» EXERCISE DIRECTIONS: Transcribe the listing exactly, leaving out every picture.

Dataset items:

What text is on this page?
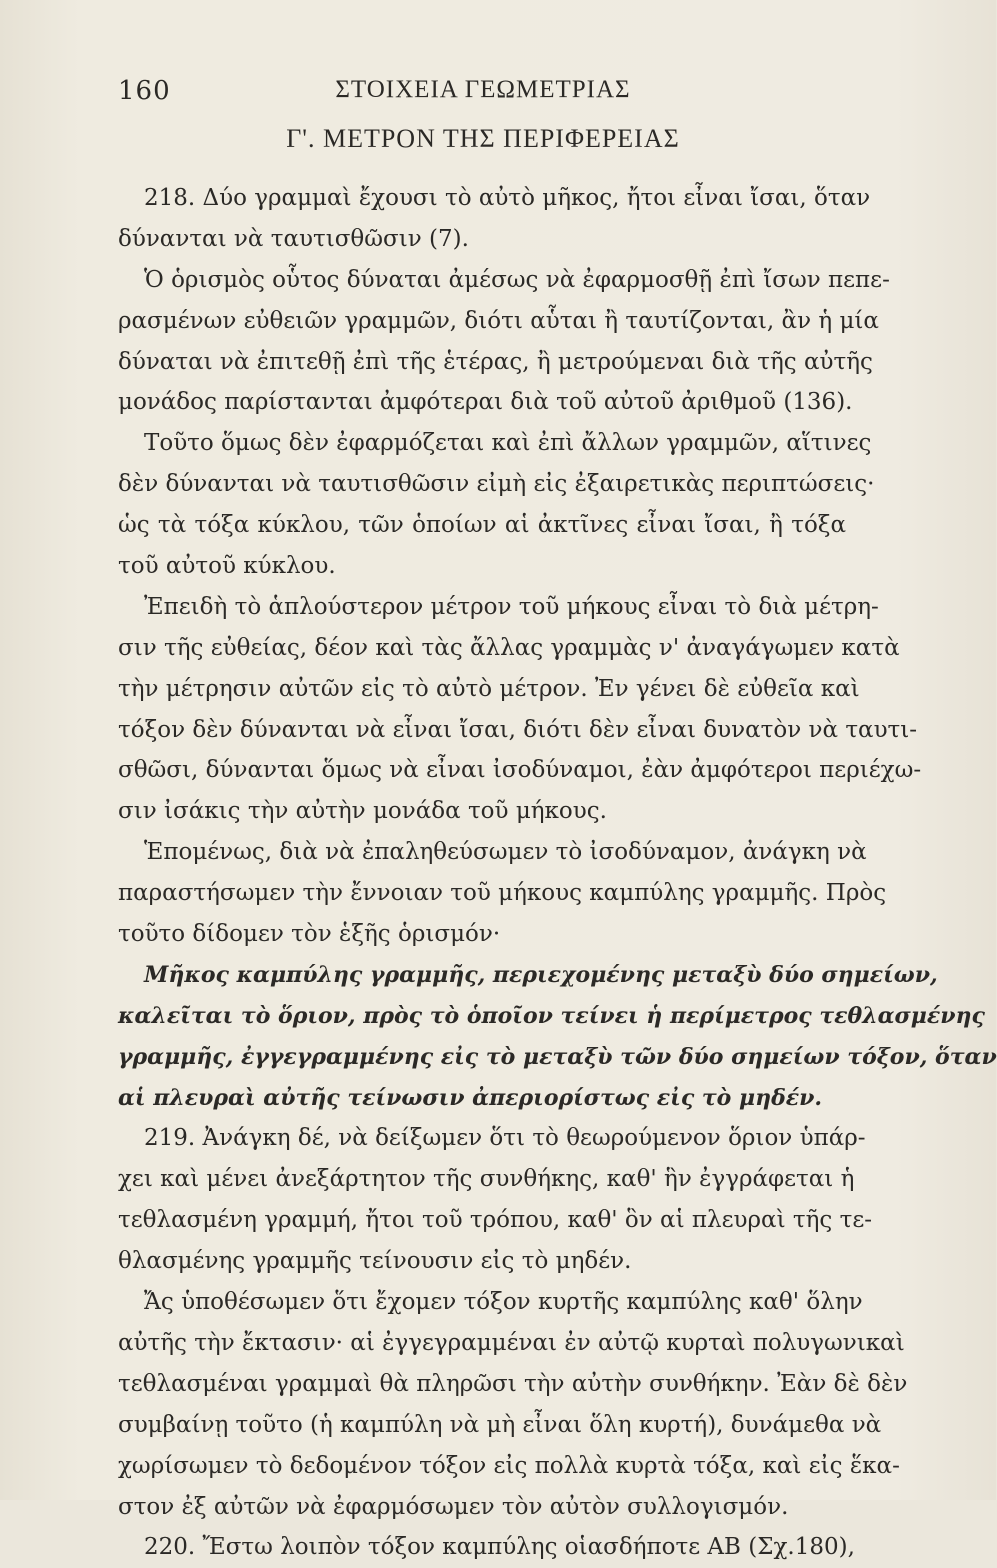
160	ΣΤΟΙΧΕΙΑ ΓΕΩΜΕΤΡΙΑΣ
Γ'. ΜΕΤΡΟΝ ΤΗΣ ΠΕΡΙΦΕΡΕΙΑΣ
218. Δύο γραμμαὶ ἔχουσι τὸ αὐτὸ μῆκος, ἤτοι εἶναι ἴσαι, ὅταν
δύνανται νὰ ταυτισθῶσιν (7).
Ὁ ὁρισμὸς οὗτος δύναται ἀμέσως νὰ ἐφαρμοσθῇ ἐπὶ ἴσων πεπε-
ρασμένων εὐθειῶν γραμμῶν, διότι αὗται ἢ ταυτίζονται, ἂν ἡ μία
δύναται νὰ ἐπιτεθῇ ἐπὶ τῆς ἑτέρας, ἢ μετρούμεναι διὰ τῆς αὐτῆς
μονάδος παρίστανται ἀμφότεραι διὰ τοῦ αὐτοῦ ἀριθμοῦ (136).
Τοῦτο ὅμως δὲν ἐφαρμόζεται καὶ ἐπὶ ἄλλων γραμμῶν, αἵτινες
δὲν δύνανται νὰ ταυτισθῶσιν εἰμὴ εἰς ἐξαιρετικὰς περιπτώσεις·
ὡς τὰ τόξα κύκλου, τῶν ὁποίων αἱ ἀκτῖνες εἶναι ἴσαι, ἢ τόξα
τοῦ αὐτοῦ κύκλου.
Ἐπειδὴ τὸ ἁπλούστερον μέτρον τοῦ μήκους εἶναι τὸ διὰ μέτρη-
σιν τῆς εὐθείας, δέον καὶ τὰς ἄλλας γραμμὰς ν' ἀναγάγωμεν κατὰ
τὴν μέτρησιν αὐτῶν εἰς τὸ αὐτὸ μέτρον. Ἐν γένει δὲ εὐθεῖα καὶ
τόξον δὲν δύνανται νὰ εἶναι ἴσαι, διότι δὲν εἶναι δυνατὸν νὰ ταυτι-
σθῶσι, δύνανται ὅμως νὰ εἶναι ἰσοδύναμοι, ἐὰν ἀμφότεροι περιέχω-
σιν ἰσάκις τὴν αὐτὴν μονάδα τοῦ μήκους.
Ἑπομένως, διὰ νὰ ἐπαληθεύσωμεν τὸ ἰσοδύναμον, ἀνάγκη νὰ
παραστήσωμεν τὴν ἔννοιαν τοῦ μήκους καμπύλης γραμμῆς. Πρὸς
τοῦτο δίδομεν τὸν ἑξῆς ὁρισμόν·
Μῆκος καμπύλης γραμμῆς, περιεχομένης μεταξὺ δύο σημείων,
καλεῖται τὸ ὅριον, πρὸς τὸ ὁποῖον τείνει ἡ περίμετρος τεθλασμένης
γραμμῆς, ἐγγεγραμμένης εἰς τὸ μεταξὺ τῶν δύο σημείων τόξον, ὅταν
αἱ πλευραὶ αὐτῆς τείνωσιν ἀπεριορίστως εἰς τὸ μηδέν.
219. Ἀνάγκη δέ, νὰ δείξωμεν ὅτι τὸ θεωρούμενον ὅριον ὑπάρ-
χει καὶ μένει ἀνεξάρτητον τῆς συνθήκης, καθ' ἣν ἐγγράφεται ἡ
τεθλασμένη γραμμή, ἤτοι τοῦ τρόπου, καθ' ὃν αἱ πλευραὶ τῆς τε-
θλασμένης γραμμῆς τείνουσιν εἰς τὸ μηδέν.
Ἄς ὑποθέσωμεν ὅτι ἔχομεν τόξον κυρτῆς καμπύλης καθ' ὅλην
αὐτῆς τὴν ἔκτασιν· αἱ ἐγγεγραμμέναι ἐν αὐτῷ κυρταὶ πολυγωνικαὶ
τεθλασμέναι γραμμαὶ θὰ πληρῶσι τὴν αὐτὴν συνθήκην. Ἐὰν δὲ δὲν
συμβαίνῃ τοῦτο (ἡ καμπύλη νὰ μὴ εἶναι ὅλη κυρτή), δυνάμεθα νὰ
χωρίσωμεν τὸ δεδομένον τόξον εἰς πολλὰ κυρτὰ τόξα, καὶ εἰς ἕκα-
στον ἐξ αὐτῶν νὰ ἐφαρμόσωμεν τὸν αὐτὸν συλλογισμόν.
220. Ἔστω λοιπὸν τόξον καμπύλης οἱασδήποτε ΑΒ (Σχ.180),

» RESULT OF THIS EXERCISE:
What text is on this page?
160	ΣΤΟΙΧΕΙΑ ΓΕΩΜΕΤΡΙΑΣ
Γ'. ΜΕΤΡΟΝ ΤΗΣ ΠΕΡΙΦΕΡΕΙΑΣ
218. Δύο γραμμαὶ ἔχουσι τὸ αὐτὸ μῆκος, ἤτοι εἶναι ἴσαι, ὅταν
δύνανται νὰ ταυτισθῶσιν (7).
Ὁ ὁρισμὸς οὗτος δύναται ἀμέσως νὰ ἐφαρμοσθῇ ἐπὶ ἴσων πεπε-
ρασμένων εὐθειῶν γραμμῶν, διότι αὗται ἢ ταυτίζονται, ἂν ἡ μία
δύναται νὰ ἐπιτεθῇ ἐπὶ τῆς ἑτέρας, ἢ μετρούμεναι διὰ τῆς αὐτῆς
μονάδος παρίστανται ἀμφότεραι διὰ τοῦ αὐτοῦ ἀριθμοῦ (136).
Τοῦτο ὅμως δὲν ἐφαρμόζεται καὶ ἐπὶ ἄλλων γραμμῶν, αἵτινες
δὲν δύνανται νὰ ταυτισθῶσιν εἰμὴ εἰς ἐξαιρετικὰς περιπτώσεις·
ὡς τὰ τόξα κύκλου, τῶν ὁποίων αἱ ἀκτῖνες εἶναι ἴσαι, ἢ τόξα
τοῦ αὐτοῦ κύκλου.
Ἐπειδὴ τὸ ἁπλούστερον μέτρον τοῦ μήκους εἶναι τὸ διὰ μέτρη-
σιν τῆς εὐθείας, δέον καὶ τὰς ἄλλας γραμμὰς ν' ἀναγάγωμεν κατὰ
τὴν μέτρησιν αὐτῶν εἰς τὸ αὐτὸ μέτρον. Ἐν γένει δὲ εὐθεῖα καὶ
τόξον δὲν δύνανται νὰ εἶναι ἴσαι, διότι δὲν εἶναι δυνατὸν νὰ ταυτι-
σθῶσι, δύνανται ὅμως νὰ εἶναι ἰσοδύναμοι, ἐὰν ἀμφότεροι περιέχω-
σιν ἰσάκις τὴν αὐτὴν μονάδα τοῦ μήκους.
Ἑπομένως, διὰ νὰ ἐπαληθεύσωμεν τὸ ἰσοδύναμον, ἀνάγκη νὰ
παραστήσωμεν τὴν ἔννοιαν τοῦ μήκους καμπύλης γραμμῆς. Πρὸς
τοῦτο δίδομεν τὸν ἑξῆς ὁρισμόν·
Μῆκος καμπύλης γραμμῆς, περιεχομένης μεταξὺ δύο σημείων,
καλεῖται τὸ ὅριον, πρὸς τὸ ὁποῖον τείνει ἡ περίμετρος τεθλασμένης
γραμμῆς, ἐγγεγραμμένης εἰς τὸ μεταξὺ τῶν δύο σημείων τόξον, ὅταν
αἱ πλευραὶ αὐτῆς τείνωσιν ἀπεριορίστως εἰς τὸ μηδέν.
219. Ἀνάγκη δέ, νὰ δείξωμεν ὅτι τὸ θεωρούμενον ὅριον ὑπάρ-
χει καὶ μένει ἀνεξάρτητον τῆς συνθήκης, καθ' ἣν ἐγγράφεται ἡ
τεθλασμένη γραμμή, ἤτοι τοῦ τρόπου, καθ' ὃν αἱ πλευραὶ τῆς τε-
θλασμένης γραμμῆς τείνουσιν εἰς τὸ μηδέν.
Ἄς ὑποθέσωμεν ὅτι ἔχομεν τόξον κυρτῆς καμπύλης καθ' ὅλην
αὐτῆς τὴν ἔκτασιν· αἱ ἐγγεγραμμέναι ἐν αὐτῷ κυρταὶ πολυγωνικαὶ
τεθλασμέναι γραμμαὶ θὰ πληρῶσι τὴν αὐτὴν συνθήκην. Ἐὰν δὲ δὲν
συμβαίνῃ τοῦτο (ἡ καμπύλη νὰ μὴ εἶναι ὅλη κυρτή), δυνάμεθα νὰ
χωρίσωμεν τὸ δεδομένον τόξον εἰς πολλὰ κυρτὰ τόξα, καὶ εἰς ἕκα-
στον ἐξ αὐτῶν νὰ ἐφαρμόσωμεν τὸν αὐτὸν συλλογισμόν.
220. Ἔστω λοιπὸν τόξον καμπύλης οἱασδήποτε ΑΒ (Σχ.180),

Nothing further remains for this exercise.